What is needed: An exact copy of every record is needed.
■ ■ ■ ■
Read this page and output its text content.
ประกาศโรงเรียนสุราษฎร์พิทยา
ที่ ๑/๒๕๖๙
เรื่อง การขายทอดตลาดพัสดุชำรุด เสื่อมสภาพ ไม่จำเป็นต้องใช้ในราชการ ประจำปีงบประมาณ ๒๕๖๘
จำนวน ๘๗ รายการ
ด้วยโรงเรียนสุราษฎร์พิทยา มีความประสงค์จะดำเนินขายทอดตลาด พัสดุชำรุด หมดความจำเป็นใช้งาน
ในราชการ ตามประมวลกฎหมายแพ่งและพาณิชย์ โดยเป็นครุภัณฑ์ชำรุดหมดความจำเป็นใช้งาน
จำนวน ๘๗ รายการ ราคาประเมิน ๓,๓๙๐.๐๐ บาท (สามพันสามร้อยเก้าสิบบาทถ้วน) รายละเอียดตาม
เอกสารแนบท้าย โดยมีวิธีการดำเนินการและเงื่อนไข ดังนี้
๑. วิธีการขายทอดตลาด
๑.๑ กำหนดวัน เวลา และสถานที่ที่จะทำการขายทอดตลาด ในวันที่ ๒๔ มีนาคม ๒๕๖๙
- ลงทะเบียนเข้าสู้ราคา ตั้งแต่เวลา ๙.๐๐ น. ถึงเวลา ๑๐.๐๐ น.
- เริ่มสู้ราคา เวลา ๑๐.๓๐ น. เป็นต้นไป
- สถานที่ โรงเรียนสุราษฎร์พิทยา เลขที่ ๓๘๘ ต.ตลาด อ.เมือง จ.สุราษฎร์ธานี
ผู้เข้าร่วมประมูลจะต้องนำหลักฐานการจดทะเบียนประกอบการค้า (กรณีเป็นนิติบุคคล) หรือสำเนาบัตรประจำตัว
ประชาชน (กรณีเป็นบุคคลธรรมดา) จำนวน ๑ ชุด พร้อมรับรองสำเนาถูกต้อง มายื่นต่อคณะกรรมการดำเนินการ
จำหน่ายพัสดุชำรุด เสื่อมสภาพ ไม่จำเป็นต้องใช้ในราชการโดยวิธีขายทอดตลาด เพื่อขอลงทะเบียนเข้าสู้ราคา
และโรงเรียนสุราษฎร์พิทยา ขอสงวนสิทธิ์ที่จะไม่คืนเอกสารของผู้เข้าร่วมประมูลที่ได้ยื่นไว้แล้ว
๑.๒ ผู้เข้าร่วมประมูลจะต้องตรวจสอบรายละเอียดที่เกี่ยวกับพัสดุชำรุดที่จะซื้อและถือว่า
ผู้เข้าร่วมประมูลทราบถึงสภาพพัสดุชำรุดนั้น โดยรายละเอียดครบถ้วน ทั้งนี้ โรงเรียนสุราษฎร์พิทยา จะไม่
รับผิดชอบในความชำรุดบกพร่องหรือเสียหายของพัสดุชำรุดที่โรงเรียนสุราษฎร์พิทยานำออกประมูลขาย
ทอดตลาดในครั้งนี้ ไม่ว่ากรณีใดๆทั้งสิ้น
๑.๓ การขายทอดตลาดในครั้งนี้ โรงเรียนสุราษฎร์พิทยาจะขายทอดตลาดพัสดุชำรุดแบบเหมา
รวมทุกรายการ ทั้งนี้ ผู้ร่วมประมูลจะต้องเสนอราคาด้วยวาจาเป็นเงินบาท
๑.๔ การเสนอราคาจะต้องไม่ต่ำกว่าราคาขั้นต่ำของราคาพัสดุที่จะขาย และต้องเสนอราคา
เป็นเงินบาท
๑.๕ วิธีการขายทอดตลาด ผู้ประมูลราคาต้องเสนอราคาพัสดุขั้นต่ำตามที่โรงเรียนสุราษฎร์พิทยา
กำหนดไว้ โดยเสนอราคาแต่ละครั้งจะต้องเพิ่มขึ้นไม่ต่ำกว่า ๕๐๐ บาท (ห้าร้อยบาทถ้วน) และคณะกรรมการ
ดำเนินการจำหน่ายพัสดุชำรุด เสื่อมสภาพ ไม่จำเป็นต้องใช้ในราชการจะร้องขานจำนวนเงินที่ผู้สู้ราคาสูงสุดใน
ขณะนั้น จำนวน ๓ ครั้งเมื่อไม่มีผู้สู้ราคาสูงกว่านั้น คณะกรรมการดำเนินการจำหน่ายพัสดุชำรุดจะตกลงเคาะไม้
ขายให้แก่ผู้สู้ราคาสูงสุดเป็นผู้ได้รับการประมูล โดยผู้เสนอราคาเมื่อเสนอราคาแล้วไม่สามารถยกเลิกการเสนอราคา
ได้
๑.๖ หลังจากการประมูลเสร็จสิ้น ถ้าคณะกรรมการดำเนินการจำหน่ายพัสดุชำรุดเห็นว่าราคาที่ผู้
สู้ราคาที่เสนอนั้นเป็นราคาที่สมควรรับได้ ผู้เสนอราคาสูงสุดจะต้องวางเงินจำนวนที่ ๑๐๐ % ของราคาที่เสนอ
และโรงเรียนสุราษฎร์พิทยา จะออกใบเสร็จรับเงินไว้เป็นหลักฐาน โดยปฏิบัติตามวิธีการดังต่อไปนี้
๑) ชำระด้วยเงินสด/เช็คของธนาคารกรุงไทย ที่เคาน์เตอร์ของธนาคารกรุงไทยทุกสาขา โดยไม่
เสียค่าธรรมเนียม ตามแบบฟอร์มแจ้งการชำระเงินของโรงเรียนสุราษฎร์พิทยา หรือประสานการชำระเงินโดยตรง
■ ■ ■ ■
Solution for this exercise:
Read this page and output its text content.
ประกาศโรงเรียนสุราษฎร์พิทยา
ที่ ๑/๒๕๖๙
เรื่อง การขายทอดตลาดพัสดุชำรุด เสื่อมสภาพ ไม่จำเป็นต้องใช้ในราชการ ประจำปีงบประมาณ ๒๕๖๘
จำนวน ๘๗ รายการ
ด้วยโรงเรียนสุราษฎร์พิทยา มีความประสงค์จะดำเนินขายทอดตลาด พัสดุชำรุด หมดความจำเป็นใช้งาน
ในราชการ ตามประมวลกฎหมายแพ่งและพาณิชย์ โดยเป็นครุภัณฑ์ชำรุดหมดความจำเป็นใช้งาน
จำนวน ๘๗ รายการ ราคาประเมิน ๓,๓๙๐.๐๐ บาท (สามพันสามร้อยเก้าสิบบาทถ้วน) รายละเอียดตาม
เอกสารแนบท้าย โดยมีวิธีการดำเนินการและเงื่อนไข ดังนี้
๑. วิธีการขายทอดตลาด
๑.๑ กำหนดวัน เวลา และสถานที่ที่จะทำการขายทอดตลาด ในวันที่ ๒๔ มีนาคม ๒๕๖๙
- ลงทะเบียนเข้าสู้ราคา ตั้งแต่เวลา ๙.๐๐ น. ถึงเวลา ๑๐.๐๐ น.
- เริ่มสู้ราคา เวลา ๑๐.๓๐ น. เป็นต้นไป
- สถานที่ โรงเรียนสุราษฎร์พิทยา เลขที่ ๓๘๘ ต.ตลาด อ.เมือง จ.สุราษฎร์ธานี
ผู้เข้าร่วมประมูลจะต้องนำหลักฐานการจดทะเบียนประกอบการค้า (กรณีเป็นนิติบุคคล) หรือสำเนาบัตรประจำตัว
ประชาชน (กรณีเป็นบุคคลธรรมดา) จำนวน ๑ ชุด พร้อมรับรองสำเนาถูกต้อง มายื่นต่อคณะกรรมการดำเนินการ
จำหน่ายพัสดุชำรุด เสื่อมสภาพ ไม่จำเป็นต้องใช้ในราชการโดยวิธีขายทอดตลาด เพื่อขอลงทะเบียนเข้าสู้ราคา
และโรงเรียนสุราษฎร์พิทยา ขอสงวนสิทธิ์ที่จะไม่คืนเอกสารของผู้เข้าร่วมประมูลที่ได้ยื่นไว้แล้ว
๑.๒ ผู้เข้าร่วมประมูลจะต้องตรวจสอบรายละเอียดที่เกี่ยวกับพัสดุชำรุดที่จะซื้อและถือว่า
ผู้เข้าร่วมประมูลทราบถึงสภาพพัสดุชำรุดนั้น โดยรายละเอียดครบถ้วน ทั้งนี้ โรงเรียนสุราษฎร์พิทยา จะไม่
รับผิดชอบในความชำรุดบกพร่องหรือเสียหายของพัสดุชำรุดที่โรงเรียนสุราษฎร์พิทยานำออกประมูลขาย
ทอดตลาดในครั้งนี้ ไม่ว่ากรณีใดๆทั้งสิ้น
๑.๓ การขายทอดตลาดในครั้งนี้ โรงเรียนสุราษฎร์พิทยาจะขายทอดตลาดพัสดุชำรุดแบบเหมา
รวมทุกรายการ ทั้งนี้ ผู้ร่วมประมูลจะต้องเสนอราคาด้วยวาจาเป็นเงินบาท
๑.๔ การเสนอราคาจะต้องไม่ต่ำกว่าราคาขั้นต่ำของราคาพัสดุที่จะขาย และต้องเสนอราคา
เป็นเงินบาท
๑.๕ วิธีการขายทอดตลาด ผู้ประมูลราคาต้องเสนอราคาพัสดุขั้นต่ำตามที่โรงเรียนสุราษฎร์พิทยา
กำหนดไว้ โดยเสนอราคาแต่ละครั้งจะต้องเพิ่มขึ้นไม่ต่ำกว่า ๕๐๐ บาท (ห้าร้อยบาทถ้วน) และคณะกรรมการ
ดำเนินการจำหน่ายพัสดุชำรุด เสื่อมสภาพ ไม่จำเป็นต้องใช้ในราชการจะร้องขานจำนวนเงินที่ผู้สู้ราคาสูงสุดใน
ขณะนั้น จำนวน ๓ ครั้งเมื่อไม่มีผู้สู้ราคาสูงกว่านั้น คณะกรรมการดำเนินการจำหน่ายพัสดุชำรุดจะตกลงเคาะไม้
ขายให้แก่ผู้สู้ราคาสูงสุดเป็นผู้ได้รับการประมูล โดยผู้เสนอราคาเมื่อเสนอราคาแล้วไม่สามารถยกเลิกการเสนอราคา
ได้
๑.๖ หลังจากการประมูลเสร็จสิ้น ถ้าคณะกรรมการดำเนินการจำหน่ายพัสดุชำรุดเห็นว่าราคาที่ผู้
สู้ราคาที่เสนอนั้นเป็นราคาที่สมควรรับได้ ผู้เสนอราคาสูงสุดจะต้องวางเงินจำนวนที่ ๑๐๐ % ของราคาที่เสนอ
และโรงเรียนสุราษฎร์พิทยา จะออกใบเสร็จรับเงินไว้เป็นหลักฐาน โดยปฏิบัติตามวิธีการดังต่อไปนี้
๑) ชำระด้วยเงินสด/เช็คของธนาคารกรุงไทย ที่เคาน์เตอร์ของธนาคารกรุงไทยทุกสาขา โดยไม่
เสียค่าธรรมเนียม ตามแบบฟอร์มแจ้งการชำระเงินของโรงเรียนสุราษฎร์พิทยา หรือประสานการชำระเงินโดยตรง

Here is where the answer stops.